--- start Stored rows ---

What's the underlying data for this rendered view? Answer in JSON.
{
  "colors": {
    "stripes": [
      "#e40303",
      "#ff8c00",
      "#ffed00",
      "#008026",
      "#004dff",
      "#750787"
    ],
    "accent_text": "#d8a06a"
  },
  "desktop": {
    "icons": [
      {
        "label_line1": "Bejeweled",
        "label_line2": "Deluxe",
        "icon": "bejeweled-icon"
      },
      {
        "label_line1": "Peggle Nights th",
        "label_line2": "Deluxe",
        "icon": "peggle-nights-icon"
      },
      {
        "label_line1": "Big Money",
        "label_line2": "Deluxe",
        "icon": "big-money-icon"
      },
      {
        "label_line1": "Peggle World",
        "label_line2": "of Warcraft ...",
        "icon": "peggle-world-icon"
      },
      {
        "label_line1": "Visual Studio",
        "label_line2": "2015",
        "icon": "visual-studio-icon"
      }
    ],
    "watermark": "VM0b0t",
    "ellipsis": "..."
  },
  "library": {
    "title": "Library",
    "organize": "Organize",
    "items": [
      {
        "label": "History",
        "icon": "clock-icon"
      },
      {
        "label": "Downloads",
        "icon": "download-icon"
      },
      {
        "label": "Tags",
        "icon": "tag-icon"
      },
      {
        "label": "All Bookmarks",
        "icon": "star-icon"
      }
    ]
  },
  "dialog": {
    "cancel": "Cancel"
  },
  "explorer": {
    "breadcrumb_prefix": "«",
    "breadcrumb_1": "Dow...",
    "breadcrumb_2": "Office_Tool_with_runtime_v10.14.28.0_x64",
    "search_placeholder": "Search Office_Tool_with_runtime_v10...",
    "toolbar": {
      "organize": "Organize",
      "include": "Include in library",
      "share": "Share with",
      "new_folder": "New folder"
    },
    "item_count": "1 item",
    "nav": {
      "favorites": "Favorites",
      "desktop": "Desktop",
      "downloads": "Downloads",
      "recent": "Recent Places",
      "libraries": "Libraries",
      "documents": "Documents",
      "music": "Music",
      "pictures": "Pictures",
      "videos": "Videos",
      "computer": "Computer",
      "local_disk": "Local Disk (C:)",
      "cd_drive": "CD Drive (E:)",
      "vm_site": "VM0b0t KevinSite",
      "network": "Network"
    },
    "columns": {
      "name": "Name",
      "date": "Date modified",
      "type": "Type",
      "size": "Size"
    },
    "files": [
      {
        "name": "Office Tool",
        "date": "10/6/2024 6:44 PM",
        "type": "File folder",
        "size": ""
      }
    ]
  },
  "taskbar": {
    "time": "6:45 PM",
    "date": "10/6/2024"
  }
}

--- end Stored rows ---

**Set task**
Identify which lines contain the word "Downloads" and copy each one.

**Response**
        "label": "Downloads",
      "downloads": "Downloads",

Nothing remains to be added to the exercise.